# ENTRIES SHOWN:
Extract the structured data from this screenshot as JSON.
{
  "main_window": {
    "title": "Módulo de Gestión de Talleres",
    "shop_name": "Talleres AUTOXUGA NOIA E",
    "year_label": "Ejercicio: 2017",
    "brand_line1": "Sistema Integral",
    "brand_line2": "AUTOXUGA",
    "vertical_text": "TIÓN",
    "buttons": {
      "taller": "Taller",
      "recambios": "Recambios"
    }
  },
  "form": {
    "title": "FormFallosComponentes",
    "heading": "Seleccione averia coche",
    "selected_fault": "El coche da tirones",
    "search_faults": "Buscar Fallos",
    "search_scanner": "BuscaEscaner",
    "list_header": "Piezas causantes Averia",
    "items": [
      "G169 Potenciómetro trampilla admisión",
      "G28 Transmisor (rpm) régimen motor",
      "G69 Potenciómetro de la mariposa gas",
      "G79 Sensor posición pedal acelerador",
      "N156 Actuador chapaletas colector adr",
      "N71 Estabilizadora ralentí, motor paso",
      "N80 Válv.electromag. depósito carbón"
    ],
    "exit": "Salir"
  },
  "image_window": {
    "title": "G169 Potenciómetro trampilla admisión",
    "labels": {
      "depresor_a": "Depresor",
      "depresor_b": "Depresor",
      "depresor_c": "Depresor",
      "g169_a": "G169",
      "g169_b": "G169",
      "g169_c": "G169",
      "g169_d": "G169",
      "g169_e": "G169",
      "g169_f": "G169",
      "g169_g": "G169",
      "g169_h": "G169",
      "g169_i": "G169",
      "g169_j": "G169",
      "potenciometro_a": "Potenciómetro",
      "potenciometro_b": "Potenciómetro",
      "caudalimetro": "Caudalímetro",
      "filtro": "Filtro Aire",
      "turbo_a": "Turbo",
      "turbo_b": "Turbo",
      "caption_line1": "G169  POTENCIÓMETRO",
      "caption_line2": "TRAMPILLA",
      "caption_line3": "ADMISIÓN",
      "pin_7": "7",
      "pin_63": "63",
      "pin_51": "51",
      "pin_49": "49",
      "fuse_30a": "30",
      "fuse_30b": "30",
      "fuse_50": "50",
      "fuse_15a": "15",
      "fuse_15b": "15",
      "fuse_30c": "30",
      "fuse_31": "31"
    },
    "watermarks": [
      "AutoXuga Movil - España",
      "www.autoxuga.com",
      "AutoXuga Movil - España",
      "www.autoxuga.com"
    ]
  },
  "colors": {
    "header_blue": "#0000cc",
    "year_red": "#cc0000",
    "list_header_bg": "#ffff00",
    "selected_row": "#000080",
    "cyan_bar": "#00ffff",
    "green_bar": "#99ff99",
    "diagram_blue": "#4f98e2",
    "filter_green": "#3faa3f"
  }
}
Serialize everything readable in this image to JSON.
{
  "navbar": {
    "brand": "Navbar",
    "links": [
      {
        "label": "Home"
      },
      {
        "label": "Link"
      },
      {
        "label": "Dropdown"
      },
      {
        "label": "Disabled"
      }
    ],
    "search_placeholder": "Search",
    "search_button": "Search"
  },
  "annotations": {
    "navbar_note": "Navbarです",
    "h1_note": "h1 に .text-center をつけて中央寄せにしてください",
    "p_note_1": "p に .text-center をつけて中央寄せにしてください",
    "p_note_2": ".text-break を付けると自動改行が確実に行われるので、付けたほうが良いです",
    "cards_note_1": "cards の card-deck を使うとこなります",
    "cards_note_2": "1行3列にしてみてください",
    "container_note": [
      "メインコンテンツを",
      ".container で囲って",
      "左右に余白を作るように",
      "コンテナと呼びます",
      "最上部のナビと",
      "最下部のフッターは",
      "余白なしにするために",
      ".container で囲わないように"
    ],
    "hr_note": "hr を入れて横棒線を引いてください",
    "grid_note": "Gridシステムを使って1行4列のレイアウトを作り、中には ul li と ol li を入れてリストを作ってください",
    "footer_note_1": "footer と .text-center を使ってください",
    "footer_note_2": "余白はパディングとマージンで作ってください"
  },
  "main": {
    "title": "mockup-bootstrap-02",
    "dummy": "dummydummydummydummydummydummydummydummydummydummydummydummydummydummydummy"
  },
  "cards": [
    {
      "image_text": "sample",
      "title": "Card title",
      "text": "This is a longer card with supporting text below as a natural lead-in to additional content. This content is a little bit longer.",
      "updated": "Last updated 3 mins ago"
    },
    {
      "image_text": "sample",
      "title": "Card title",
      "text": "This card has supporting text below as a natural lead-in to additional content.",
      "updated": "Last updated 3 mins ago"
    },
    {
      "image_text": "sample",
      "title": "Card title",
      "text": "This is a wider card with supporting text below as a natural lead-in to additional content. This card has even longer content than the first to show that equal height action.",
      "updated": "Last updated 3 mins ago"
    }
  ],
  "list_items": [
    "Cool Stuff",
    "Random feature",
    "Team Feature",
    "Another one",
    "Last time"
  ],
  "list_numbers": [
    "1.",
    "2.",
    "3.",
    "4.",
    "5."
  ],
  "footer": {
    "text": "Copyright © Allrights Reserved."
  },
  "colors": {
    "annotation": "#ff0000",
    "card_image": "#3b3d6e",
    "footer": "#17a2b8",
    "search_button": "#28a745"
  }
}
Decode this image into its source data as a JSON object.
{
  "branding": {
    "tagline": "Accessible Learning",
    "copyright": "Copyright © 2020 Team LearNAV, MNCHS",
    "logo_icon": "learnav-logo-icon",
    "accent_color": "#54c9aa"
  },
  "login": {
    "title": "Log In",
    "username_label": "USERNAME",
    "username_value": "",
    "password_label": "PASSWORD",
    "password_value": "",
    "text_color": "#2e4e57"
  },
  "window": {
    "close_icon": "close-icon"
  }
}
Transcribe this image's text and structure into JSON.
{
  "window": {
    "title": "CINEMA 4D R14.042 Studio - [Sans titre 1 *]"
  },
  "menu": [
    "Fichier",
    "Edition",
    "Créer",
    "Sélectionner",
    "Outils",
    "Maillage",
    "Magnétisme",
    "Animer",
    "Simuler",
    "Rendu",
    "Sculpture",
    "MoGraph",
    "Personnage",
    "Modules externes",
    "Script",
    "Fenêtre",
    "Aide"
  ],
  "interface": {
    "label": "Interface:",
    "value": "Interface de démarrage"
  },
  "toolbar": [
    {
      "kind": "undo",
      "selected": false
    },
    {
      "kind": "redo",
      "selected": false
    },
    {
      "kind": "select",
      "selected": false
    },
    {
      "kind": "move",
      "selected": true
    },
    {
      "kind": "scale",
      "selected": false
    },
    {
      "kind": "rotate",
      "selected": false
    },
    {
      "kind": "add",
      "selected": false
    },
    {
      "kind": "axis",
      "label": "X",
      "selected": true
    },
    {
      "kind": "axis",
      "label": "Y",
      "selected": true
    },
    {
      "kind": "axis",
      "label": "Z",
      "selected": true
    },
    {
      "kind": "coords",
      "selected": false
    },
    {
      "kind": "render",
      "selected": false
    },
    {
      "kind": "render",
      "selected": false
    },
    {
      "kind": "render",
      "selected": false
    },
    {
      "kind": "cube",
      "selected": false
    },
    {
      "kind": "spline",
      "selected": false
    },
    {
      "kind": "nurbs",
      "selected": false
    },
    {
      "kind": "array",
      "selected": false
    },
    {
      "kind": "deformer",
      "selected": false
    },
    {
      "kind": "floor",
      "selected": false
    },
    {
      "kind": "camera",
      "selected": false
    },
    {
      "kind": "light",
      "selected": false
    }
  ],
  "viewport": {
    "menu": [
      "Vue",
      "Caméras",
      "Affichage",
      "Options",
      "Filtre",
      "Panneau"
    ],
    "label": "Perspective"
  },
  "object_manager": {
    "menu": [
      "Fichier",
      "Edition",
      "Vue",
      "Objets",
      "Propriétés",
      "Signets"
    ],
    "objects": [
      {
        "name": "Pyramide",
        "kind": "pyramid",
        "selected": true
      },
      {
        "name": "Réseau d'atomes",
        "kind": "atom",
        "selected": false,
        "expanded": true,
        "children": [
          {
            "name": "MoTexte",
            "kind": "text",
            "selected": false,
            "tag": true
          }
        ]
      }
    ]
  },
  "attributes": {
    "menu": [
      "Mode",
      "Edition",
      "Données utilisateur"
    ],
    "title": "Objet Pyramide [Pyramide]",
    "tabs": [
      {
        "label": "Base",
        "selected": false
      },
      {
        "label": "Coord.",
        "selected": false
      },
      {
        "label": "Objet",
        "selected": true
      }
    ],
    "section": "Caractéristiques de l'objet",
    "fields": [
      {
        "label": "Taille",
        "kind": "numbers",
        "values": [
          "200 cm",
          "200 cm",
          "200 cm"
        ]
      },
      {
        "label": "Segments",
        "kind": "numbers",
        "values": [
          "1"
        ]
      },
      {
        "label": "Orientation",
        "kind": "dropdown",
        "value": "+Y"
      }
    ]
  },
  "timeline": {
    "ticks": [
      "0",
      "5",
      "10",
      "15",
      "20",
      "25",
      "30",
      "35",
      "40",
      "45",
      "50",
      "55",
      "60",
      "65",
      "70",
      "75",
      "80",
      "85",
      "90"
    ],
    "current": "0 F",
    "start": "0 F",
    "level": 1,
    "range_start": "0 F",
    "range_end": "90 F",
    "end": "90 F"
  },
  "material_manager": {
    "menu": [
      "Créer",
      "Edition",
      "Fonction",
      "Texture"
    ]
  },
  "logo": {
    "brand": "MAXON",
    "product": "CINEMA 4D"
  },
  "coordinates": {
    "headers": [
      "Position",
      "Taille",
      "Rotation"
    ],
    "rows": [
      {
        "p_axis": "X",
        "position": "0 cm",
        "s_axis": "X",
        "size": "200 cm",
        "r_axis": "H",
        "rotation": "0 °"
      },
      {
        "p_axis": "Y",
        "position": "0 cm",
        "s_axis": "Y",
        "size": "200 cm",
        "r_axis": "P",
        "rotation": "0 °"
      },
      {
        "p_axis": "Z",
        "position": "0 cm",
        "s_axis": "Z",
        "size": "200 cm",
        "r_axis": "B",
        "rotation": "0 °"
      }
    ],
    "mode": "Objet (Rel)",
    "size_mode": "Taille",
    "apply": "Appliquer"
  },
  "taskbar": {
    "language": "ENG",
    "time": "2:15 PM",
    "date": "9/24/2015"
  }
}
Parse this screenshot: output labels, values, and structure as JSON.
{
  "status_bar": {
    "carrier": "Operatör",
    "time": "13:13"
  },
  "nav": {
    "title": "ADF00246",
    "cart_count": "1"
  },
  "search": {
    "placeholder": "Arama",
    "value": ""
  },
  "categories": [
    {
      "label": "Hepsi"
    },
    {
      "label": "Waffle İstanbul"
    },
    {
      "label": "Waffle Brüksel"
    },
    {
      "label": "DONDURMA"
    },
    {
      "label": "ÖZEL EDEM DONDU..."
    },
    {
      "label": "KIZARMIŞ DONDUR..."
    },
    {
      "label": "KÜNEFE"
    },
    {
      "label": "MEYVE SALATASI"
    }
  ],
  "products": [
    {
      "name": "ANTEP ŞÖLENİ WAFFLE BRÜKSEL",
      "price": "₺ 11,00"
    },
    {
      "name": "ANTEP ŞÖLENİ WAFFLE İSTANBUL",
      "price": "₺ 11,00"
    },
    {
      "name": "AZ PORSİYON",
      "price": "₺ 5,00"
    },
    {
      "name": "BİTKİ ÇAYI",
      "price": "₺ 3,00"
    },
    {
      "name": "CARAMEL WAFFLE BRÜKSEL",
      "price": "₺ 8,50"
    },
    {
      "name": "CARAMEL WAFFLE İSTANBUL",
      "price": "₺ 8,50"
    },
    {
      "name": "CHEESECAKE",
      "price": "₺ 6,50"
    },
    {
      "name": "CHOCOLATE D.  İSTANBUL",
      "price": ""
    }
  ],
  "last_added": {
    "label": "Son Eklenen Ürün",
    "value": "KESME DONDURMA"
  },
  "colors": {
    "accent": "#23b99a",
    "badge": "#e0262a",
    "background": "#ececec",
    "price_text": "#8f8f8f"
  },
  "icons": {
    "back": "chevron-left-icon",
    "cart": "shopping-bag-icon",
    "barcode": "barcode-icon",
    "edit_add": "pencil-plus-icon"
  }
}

# AIM:
Return every line above in which the string "Taille" occurs.

# RESPONSE:
        "label": "Taille",
      "Taille",
    "size_mode": "Taille",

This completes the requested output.